>>>

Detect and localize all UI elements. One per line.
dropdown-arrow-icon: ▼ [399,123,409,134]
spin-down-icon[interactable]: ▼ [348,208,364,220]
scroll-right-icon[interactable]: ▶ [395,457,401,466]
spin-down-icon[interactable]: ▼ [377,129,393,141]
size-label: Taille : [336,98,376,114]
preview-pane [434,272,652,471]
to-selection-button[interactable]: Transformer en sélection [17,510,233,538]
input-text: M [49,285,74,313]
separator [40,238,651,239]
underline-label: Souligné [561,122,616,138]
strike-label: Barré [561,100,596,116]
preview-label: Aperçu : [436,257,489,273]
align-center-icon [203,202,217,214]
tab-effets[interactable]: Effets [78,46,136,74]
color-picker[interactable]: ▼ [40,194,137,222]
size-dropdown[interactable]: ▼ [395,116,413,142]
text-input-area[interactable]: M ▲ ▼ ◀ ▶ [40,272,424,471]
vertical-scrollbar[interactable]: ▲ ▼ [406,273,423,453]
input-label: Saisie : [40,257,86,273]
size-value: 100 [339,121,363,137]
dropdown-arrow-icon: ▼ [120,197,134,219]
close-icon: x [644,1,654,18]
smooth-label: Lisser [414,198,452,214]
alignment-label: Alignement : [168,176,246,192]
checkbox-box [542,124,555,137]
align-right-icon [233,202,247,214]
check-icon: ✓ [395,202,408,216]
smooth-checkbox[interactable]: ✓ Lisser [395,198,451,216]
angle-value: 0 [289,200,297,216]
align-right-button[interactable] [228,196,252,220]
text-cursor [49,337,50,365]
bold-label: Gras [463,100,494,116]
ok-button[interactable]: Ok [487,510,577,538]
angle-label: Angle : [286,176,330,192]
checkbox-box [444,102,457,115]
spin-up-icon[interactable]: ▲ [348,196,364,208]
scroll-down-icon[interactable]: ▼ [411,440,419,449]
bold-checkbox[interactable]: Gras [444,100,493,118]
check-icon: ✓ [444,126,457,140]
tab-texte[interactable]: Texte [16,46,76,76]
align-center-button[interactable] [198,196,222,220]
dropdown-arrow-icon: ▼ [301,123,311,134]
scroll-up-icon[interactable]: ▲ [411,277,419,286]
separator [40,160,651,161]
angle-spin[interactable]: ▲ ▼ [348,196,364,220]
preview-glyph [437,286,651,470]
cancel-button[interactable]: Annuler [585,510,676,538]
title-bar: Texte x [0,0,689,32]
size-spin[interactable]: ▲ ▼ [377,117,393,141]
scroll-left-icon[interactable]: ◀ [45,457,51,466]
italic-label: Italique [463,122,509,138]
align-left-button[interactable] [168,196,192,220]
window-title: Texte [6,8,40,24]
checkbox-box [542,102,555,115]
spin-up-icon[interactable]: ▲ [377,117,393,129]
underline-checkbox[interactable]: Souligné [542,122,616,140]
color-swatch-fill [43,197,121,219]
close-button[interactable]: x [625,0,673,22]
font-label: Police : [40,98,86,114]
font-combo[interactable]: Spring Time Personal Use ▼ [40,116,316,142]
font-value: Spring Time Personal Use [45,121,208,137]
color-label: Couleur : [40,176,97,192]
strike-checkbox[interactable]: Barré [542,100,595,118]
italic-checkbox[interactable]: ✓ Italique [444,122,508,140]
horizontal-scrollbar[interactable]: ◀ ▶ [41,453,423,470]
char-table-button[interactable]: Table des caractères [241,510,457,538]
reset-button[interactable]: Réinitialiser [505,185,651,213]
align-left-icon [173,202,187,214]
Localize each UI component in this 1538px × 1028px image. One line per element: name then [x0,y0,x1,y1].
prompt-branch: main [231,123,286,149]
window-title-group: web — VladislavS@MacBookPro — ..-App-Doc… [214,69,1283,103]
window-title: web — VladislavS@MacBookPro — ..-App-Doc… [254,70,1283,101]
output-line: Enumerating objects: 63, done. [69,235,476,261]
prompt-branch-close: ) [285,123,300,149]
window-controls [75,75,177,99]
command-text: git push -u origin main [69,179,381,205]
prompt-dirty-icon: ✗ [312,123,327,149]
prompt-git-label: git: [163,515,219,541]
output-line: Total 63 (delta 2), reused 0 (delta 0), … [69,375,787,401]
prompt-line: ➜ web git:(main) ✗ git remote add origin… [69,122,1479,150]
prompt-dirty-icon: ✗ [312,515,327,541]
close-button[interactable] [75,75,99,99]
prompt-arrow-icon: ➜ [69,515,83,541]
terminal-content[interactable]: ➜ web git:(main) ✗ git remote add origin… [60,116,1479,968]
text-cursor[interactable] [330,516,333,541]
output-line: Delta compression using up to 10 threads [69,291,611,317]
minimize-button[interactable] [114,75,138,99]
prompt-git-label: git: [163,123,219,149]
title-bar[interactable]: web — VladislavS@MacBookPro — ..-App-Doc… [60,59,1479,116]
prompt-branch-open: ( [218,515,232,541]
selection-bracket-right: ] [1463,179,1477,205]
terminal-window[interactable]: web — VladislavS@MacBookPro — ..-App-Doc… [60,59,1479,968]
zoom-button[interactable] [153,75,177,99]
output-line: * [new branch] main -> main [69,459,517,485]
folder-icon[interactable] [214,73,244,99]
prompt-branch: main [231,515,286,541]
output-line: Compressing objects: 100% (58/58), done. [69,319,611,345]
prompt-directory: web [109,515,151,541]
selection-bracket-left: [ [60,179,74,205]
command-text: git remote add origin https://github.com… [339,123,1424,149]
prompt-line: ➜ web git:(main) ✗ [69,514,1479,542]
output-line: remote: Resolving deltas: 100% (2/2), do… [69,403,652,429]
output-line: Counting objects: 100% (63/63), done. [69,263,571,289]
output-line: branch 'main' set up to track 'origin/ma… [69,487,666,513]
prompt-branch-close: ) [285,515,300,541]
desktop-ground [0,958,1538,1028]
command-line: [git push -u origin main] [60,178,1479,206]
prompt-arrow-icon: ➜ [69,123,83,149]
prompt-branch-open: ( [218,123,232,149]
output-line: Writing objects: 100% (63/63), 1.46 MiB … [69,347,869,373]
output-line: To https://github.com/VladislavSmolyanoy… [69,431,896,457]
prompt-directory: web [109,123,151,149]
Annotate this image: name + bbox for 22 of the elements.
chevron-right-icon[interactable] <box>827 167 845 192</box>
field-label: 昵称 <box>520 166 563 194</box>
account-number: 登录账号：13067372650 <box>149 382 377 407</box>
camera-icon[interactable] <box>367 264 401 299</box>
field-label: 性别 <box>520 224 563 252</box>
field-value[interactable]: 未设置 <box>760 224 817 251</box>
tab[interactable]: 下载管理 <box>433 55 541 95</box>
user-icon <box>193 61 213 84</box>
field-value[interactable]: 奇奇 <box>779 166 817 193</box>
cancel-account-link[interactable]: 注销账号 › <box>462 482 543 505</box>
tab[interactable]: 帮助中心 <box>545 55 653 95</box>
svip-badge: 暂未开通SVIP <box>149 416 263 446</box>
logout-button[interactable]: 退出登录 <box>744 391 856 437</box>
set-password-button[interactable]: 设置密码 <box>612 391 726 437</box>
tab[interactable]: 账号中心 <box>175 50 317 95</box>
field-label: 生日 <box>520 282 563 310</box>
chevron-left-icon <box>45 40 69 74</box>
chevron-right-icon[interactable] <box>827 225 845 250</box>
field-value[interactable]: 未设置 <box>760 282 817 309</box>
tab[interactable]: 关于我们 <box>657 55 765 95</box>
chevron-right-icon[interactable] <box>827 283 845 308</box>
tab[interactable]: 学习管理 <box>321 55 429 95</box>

<<<

◆ TASK STATEMENT:
Reproduce the whole listing above line by line, with no changes.

◆ TASK RESULT:
Detect and localize all UI elements. One per line.
dropdown-arrow-icon: ▼ [399,123,409,134]
spin-down-icon[interactable]: ▼ [348,208,364,220]
scroll-right-icon[interactable]: ▶ [395,457,401,466]
spin-down-icon[interactable]: ▼ [377,129,393,141]
size-label: Taille : [336,98,376,114]
preview-pane [434,272,652,471]
to-selection-button[interactable]: Transformer en sélection [17,510,233,538]
input-text: M [49,285,74,313]
separator [40,238,651,239]
underline-label: Souligné [561,122,616,138]
strike-label: Barré [561,100,596,116]
preview-label: Aperçu : [436,257,489,273]
align-center-icon [203,202,217,214]
tab-effets[interactable]: Effets [78,46,136,74]
color-picker[interactable]: ▼ [40,194,137,222]
size-dropdown[interactable]: ▼ [395,116,413,142]
text-input-area[interactable]: M ▲ ▼ ◀ ▶ [40,272,424,471]
vertical-scrollbar[interactable]: ▲ ▼ [406,273,423,453]
input-label: Saisie : [40,257,86,273]
size-value: 100 [339,121,363,137]
dropdown-arrow-icon: ▼ [120,197,134,219]
close-icon: x [644,1,654,18]
smooth-label: Lisser [414,198,452,214]
alignment-label: Alignement : [168,176,246,192]
checkbox-box [542,124,555,137]
align-right-icon [233,202,247,214]
check-icon: ✓ [395,202,408,216]
smooth-checkbox[interactable]: ✓ Lisser [395,198,451,216]
angle-value: 0 [289,200,297,216]
align-right-button[interactable] [228,196,252,220]
text-cursor [49,337,50,365]
bold-label: Gras [463,100,494,116]
ok-button[interactable]: Ok [487,510,577,538]
angle-label: Angle : [286,176,330,192]
checkbox-box [444,102,457,115]
spin-up-icon[interactable]: ▲ [348,196,364,208]
scroll-down-icon[interactable]: ▼ [411,440,419,449]
bold-checkbox[interactable]: Gras [444,100,493,118]
check-icon: ✓ [444,126,457,140]
tab-texte[interactable]: Texte [16,46,76,76]
align-center-button[interactable] [198,196,222,220]
dropdown-arrow-icon: ▼ [301,123,311,134]
scroll-up-icon[interactable]: ▲ [411,277,419,286]
separator [40,160,651,161]
angle-spin[interactable]: ▲ ▼ [348,196,364,220]
preview-glyph [437,286,651,470]
cancel-button[interactable]: Annuler [585,510,676,538]
title-bar: Texte x [0,0,689,32]
size-spin[interactable]: ▲ ▼ [377,117,393,141]
scroll-left-icon[interactable]: ◀ [45,457,51,466]
italic-label: Italique [463,122,509,138]
align-left-button[interactable] [168,196,192,220]
window-title: Texte [6,8,40,24]
checkbox-box [542,102,555,115]
spin-up-icon[interactable]: ▲ [377,117,393,129]
underline-checkbox[interactable]: Souligné [542,122,616,140]
color-swatch-fill [43,197,121,219]
close-button[interactable]: x [625,0,673,22]
font-label: Police : [40,98,86,114]
font-combo[interactable]: Spring Time Personal Use ▼ [40,116,316,142]
font-value: Spring Time Personal Use [45,121,208,137]
color-label: Couleur : [40,176,97,192]
strike-checkbox[interactable]: Barré [542,100,595,118]
italic-checkbox[interactable]: ✓ Italique [444,122,508,140]
horizontal-scrollbar[interactable]: ◀ ▶ [41,453,423,470]
char-table-button[interactable]: Table des caractères [241,510,457,538]
reset-button[interactable]: Réinitialiser [505,185,651,213]
align-left-icon [173,202,187,214]
Localize each UI component in this 1538px × 1028px image. One line per element: name then [x0,y0,x1,y1].
prompt-branch: main [231,123,286,149]
window-title-group: web — VladislavS@MacBookPro — ..-App-Doc… [214,69,1283,103]
window-title: web — VladislavS@MacBookPro — ..-App-Doc… [254,70,1283,101]
output-line: Enumerating objects: 63, done. [69,235,476,261]
prompt-branch-close: ) [285,123,300,149]
window-controls [75,75,177,99]
command-text: git push -u origin main [69,179,381,205]
prompt-dirty-icon: ✗ [312,123,327,149]
prompt-git-label: git: [163,515,219,541]
output-line: Total 63 (delta 2), reused 0 (delta 0), … [69,375,787,401]
prompt-line: ➜ web git:(main) ✗ git remote add origin… [69,122,1479,150]
prompt-dirty-icon: ✗ [312,515,327,541]
close-button[interactable] [75,75,99,99]
prompt-arrow-icon: ➜ [69,515,83,541]
terminal-content[interactable]: ➜ web git:(main) ✗ git remote add origin… [60,116,1479,968]
text-cursor[interactable] [330,516,333,541]
output-line: Delta compression using up to 10 threads [69,291,611,317]
minimize-button[interactable] [114,75,138,99]
prompt-git-label: git: [163,123,219,149]
title-bar[interactable]: web — VladislavS@MacBookPro — ..-App-Doc… [60,59,1479,116]
prompt-branch-open: ( [218,515,232,541]
selection-bracket-right: ] [1463,179,1477,205]
terminal-window[interactable]: web — VladislavS@MacBookPro — ..-App-Doc… [60,59,1479,968]
zoom-button[interactable] [153,75,177,99]
output-line: * [new branch] main -> main [69,459,517,485]
folder-icon[interactable] [214,73,244,99]
prompt-branch: main [231,515,286,541]
output-line: Compressing objects: 100% (58/58), done. [69,319,611,345]
prompt-directory: web [109,515,151,541]
selection-bracket-left: [ [60,179,74,205]
command-text: git remote add origin https://github.com… [339,123,1424,149]
prompt-line: ➜ web git:(main) ✗ [69,514,1479,542]
output-line: remote: Resolving deltas: 100% (2/2), do… [69,403,652,429]
output-line: Counting objects: 100% (63/63), done. [69,263,571,289]
output-line: branch 'main' set up to track 'origin/ma… [69,487,666,513]
prompt-branch-close: ) [285,515,300,541]
desktop-ground [0,958,1538,1028]
command-line: [git push -u origin main] [60,178,1479,206]
prompt-arrow-icon: ➜ [69,123,83,149]
prompt-branch-open: ( [218,123,232,149]
output-line: Writing objects: 100% (63/63), 1.46 MiB … [69,347,869,373]
output-line: To https://github.com/VladislavSmolyanoy… [69,431,896,457]
prompt-directory: web [109,123,151,149]
Annotate this image: name + bbox for 22 of the elements.
chevron-right-icon[interactable] <box>827 167 845 192</box>
field-label: 昵称 <box>520 166 563 194</box>
account-number: 登录账号：13067372650 <box>149 382 377 407</box>
camera-icon[interactable] <box>367 264 401 299</box>
field-label: 性别 <box>520 224 563 252</box>
field-value[interactable]: 未设置 <box>760 224 817 251</box>
tab[interactable]: 下载管理 <box>433 55 541 95</box>
user-icon <box>193 61 213 84</box>
field-value[interactable]: 奇奇 <box>779 166 817 193</box>
cancel-account-link[interactable]: 注销账号 › <box>462 482 543 505</box>
tab[interactable]: 帮助中心 <box>545 55 653 95</box>
svip-badge: 暂未开通SVIP <box>149 416 263 446</box>
logout-button[interactable]: 退出登录 <box>744 391 856 437</box>
set-password-button[interactable]: 设置密码 <box>612 391 726 437</box>
tab[interactable]: 账号中心 <box>175 50 317 95</box>
field-label: 生日 <box>520 282 563 310</box>
chevron-left-icon <box>45 40 69 74</box>
chevron-right-icon[interactable] <box>827 225 845 250</box>
field-value[interactable]: 未设置 <box>760 282 817 309</box>
tab[interactable]: 关于我们 <box>657 55 765 95</box>
chevron-right-icon[interactable] <box>827 283 845 308</box>
tab[interactable]: 学习管理 <box>321 55 429 95</box>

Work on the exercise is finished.